# [DATASET EXCERPTS]
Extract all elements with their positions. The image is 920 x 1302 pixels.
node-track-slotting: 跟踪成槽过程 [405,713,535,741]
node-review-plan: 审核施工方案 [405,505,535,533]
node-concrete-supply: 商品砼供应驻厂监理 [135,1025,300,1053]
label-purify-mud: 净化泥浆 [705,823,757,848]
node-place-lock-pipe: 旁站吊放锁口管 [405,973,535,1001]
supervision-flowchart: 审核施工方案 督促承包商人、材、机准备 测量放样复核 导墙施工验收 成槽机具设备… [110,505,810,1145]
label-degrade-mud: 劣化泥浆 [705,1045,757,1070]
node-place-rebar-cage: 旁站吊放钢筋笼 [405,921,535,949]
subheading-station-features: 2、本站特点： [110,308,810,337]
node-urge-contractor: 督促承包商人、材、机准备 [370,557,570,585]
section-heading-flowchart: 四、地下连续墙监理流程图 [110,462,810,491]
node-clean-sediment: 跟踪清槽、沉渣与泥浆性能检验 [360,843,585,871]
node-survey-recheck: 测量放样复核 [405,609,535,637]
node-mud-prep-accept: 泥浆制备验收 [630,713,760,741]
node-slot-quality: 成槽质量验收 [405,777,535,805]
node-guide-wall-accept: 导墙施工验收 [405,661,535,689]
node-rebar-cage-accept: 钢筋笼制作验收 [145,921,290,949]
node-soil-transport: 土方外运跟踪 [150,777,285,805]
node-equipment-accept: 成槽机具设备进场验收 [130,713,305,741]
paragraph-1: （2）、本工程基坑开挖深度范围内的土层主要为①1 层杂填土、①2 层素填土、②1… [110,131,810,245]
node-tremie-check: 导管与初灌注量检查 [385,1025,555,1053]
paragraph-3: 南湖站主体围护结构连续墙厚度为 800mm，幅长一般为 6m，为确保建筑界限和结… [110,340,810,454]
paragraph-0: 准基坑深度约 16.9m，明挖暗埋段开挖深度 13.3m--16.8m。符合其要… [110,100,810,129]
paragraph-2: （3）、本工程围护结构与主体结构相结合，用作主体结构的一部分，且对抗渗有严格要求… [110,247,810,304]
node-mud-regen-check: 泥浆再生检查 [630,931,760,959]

# [YOUR INSTRUCTIONS]
From the start of the entries through the line containing "node-place-lock-pipe: 旁站吊放锁口管 [405,973,535,1001]", switch "pixels" to "px" and write out only those lines, leaving everything else unchanged.

# [EXPECTED ANSWER]
Extract all elements with their positions. The image is 920 x 1302 px.
node-track-slotting: 跟踪成槽过程 [405,713,535,741]
node-review-plan: 审核施工方案 [405,505,535,533]
node-concrete-supply: 商品砼供应驻厂监理 [135,1025,300,1053]
label-purify-mud: 净化泥浆 [705,823,757,848]
node-place-lock-pipe: 旁站吊放锁口管 [405,973,535,1001]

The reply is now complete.